**INSTRUCTIONS TO FOLLOW**
Repeat the data word for word. Do not include the pictures.

### INPUT RECORDS ###

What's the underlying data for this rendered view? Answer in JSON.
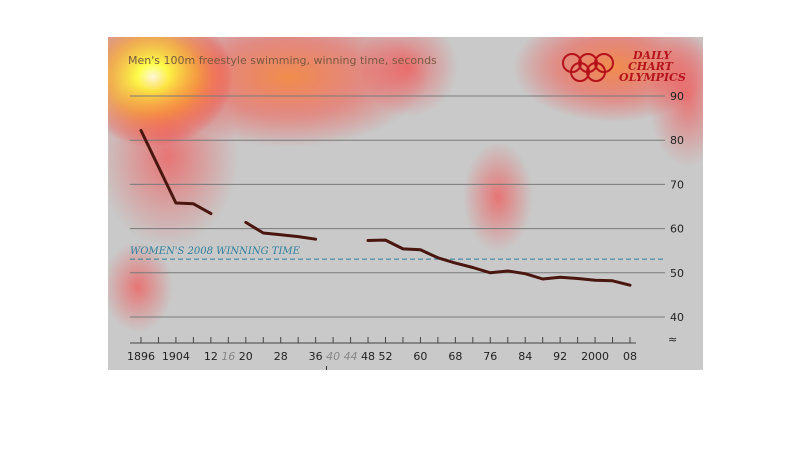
{
  "chart_data": {
    "type": "line",
    "title": "Men's 100m freestyle swimming, winning time, seconds",
    "ylim": [
      35,
      95
    ],
    "yticks": [
      40,
      50,
      60,
      70,
      80,
      90
    ],
    "xlim": [
      1896,
      2008
    ],
    "xticks": [
      {
        "year": 1896,
        "label": "1896",
        "gap": false
      },
      {
        "year": 1904,
        "label": "1904",
        "gap": false
      },
      {
        "year": 1912,
        "label": "12",
        "gap": false
      },
      {
        "year": 1916,
        "label": "16",
        "gap": true
      },
      {
        "year": 1920,
        "label": "20",
        "gap": false
      },
      {
        "year": 1928,
        "label": "28",
        "gap": false
      },
      {
        "year": 1936,
        "label": "36",
        "gap": false
      },
      {
        "year": 1940,
        "label": "40",
        "gap": true
      },
      {
        "year": 1944,
        "label": "44",
        "gap": true
      },
      {
        "year": 1948,
        "label": "48",
        "gap": false
      },
      {
        "year": 1952,
        "label": "52",
        "gap": false
      },
      {
        "year": 1960,
        "label": "60",
        "gap": false
      },
      {
        "year": 1968,
        "label": "68",
        "gap": false
      },
      {
        "year": 1976,
        "label": "76",
        "gap": false
      },
      {
        "year": 1984,
        "label": "84",
        "gap": false
      },
      {
        "year": 1992,
        "label": "92",
        "gap": false
      },
      {
        "year": 2000,
        "label": "2000",
        "gap": false
      },
      {
        "year": 2008,
        "label": "08",
        "gap": false
      }
    ],
    "series": [
      {
        "segments": [
          [
            [
              1896,
              82.2
            ],
            [
              1904,
              65.8
            ],
            [
              1908,
              65.6
            ],
            [
              1912,
              63.4
            ]
          ],
          [
            [
              1920,
              61.4
            ],
            [
              1924,
              59.0
            ],
            [
              1928,
              58.6
            ],
            [
              1932,
              58.2
            ],
            [
              1936,
              57.6
            ]
          ],
          [
            [
              1948,
              57.3
            ],
            [
              1952,
              57.4
            ],
            [
              1956,
              55.4
            ],
            [
              1960,
              55.2
            ],
            [
              1964,
              53.4
            ],
            [
              1968,
              52.2
            ],
            [
              1972,
              51.2
            ],
            [
              1976,
              50.0
            ],
            [
              1980,
              50.4
            ],
            [
              1984,
              49.8
            ],
            [
              1988,
              48.6
            ],
            [
              1992,
              49.0
            ],
            [
              1996,
              48.7
            ],
            [
              2000,
              48.3
            ],
            [
              2004,
              48.2
            ],
            [
              2008,
              47.2
            ]
          ]
        ],
        "color": "#4a1710"
      }
    ],
    "reference_line": {
      "label": "WOMEN'S 2008 WINNING TIME",
      "value": 53.1,
      "color": "#2e7f9e"
    },
    "axis_break_symbol": "≈"
  },
  "logo": {
    "line1": "DAILY",
    "line2": "CHART",
    "line3": "OLYMPICS",
    "color": "#b5121b"
  }
}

###

**CORRECT RESULT**
What's the underlying data for this rendered view? Answer in JSON.
{
  "chart_data": {
    "type": "line",
    "title": "Men's 100m freestyle swimming, winning time, seconds",
    "ylim": [
      35,
      95
    ],
    "yticks": [
      40,
      50,
      60,
      70,
      80,
      90
    ],
    "xlim": [
      1896,
      2008
    ],
    "xticks": [
      {
        "year": 1896,
        "label": "1896",
        "gap": false
      },
      {
        "year": 1904,
        "label": "1904",
        "gap": false
      },
      {
        "year": 1912,
        "label": "12",
        "gap": false
      },
      {
        "year": 1916,
        "label": "16",
        "gap": true
      },
      {
        "year": 1920,
        "label": "20",
        "gap": false
      },
      {
        "year": 1928,
        "label": "28",
        "gap": false
      },
      {
        "year": 1936,
        "label": "36",
        "gap": false
      },
      {
        "year": 1940,
        "label": "40",
        "gap": true
      },
      {
        "year": 1944,
        "label": "44",
        "gap": true
      },
      {
        "year": 1948,
        "label": "48",
        "gap": false
      },
      {
        "year": 1952,
        "label": "52",
        "gap": false
      },
      {
        "year": 1960,
        "label": "60",
        "gap": false
      },
      {
        "year": 1968,
        "label": "68",
        "gap": false
      },
      {
        "year": 1976,
        "label": "76",
        "gap": false
      },
      {
        "year": 1984,
        "label": "84",
        "gap": false
      },
      {
        "year": 1992,
        "label": "92",
        "gap": false
      },
      {
        "year": 2000,
        "label": "2000",
        "gap": false
      },
      {
        "year": 2008,
        "label": "08",
        "gap": false
      }
    ],
    "series": [
      {
        "segments": [
          [
            [
              1896,
              82.2
            ],
            [
              1904,
              65.8
            ],
            [
              1908,
              65.6
            ],
            [
              1912,
              63.4
            ]
          ],
          [
            [
              1920,
              61.4
            ],
            [
              1924,
              59.0
            ],
            [
              1928,
              58.6
            ],
            [
              1932,
              58.2
            ],
            [
              1936,
              57.6
            ]
          ],
          [
            [
              1948,
              57.3
            ],
            [
              1952,
              57.4
            ],
            [
              1956,
              55.4
            ],
            [
              1960,
              55.2
            ],
            [
              1964,
              53.4
            ],
            [
              1968,
              52.2
            ],
            [
              1972,
              51.2
            ],
            [
              1976,
              50.0
            ],
            [
              1980,
              50.4
            ],
            [
              1984,
              49.8
            ],
            [
              1988,
              48.6
            ],
            [
              1992,
              49.0
            ],
            [
              1996,
              48.7
            ],
            [
              2000,
              48.3
            ],
            [
              2004,
              48.2
            ],
            [
              2008,
              47.2
            ]
          ]
        ],
        "color": "#4a1710"
      }
    ],
    "reference_line": {
      "label": "WOMEN'S 2008 WINNING TIME",
      "value": 53.1,
      "color": "#2e7f9e"
    },
    "axis_break_symbol": "≈"
  },
  "logo": {
    "line1": "DAILY",
    "line2": "CHART",
    "line3": "OLYMPICS",
    "color": "#b5121b"
  }
}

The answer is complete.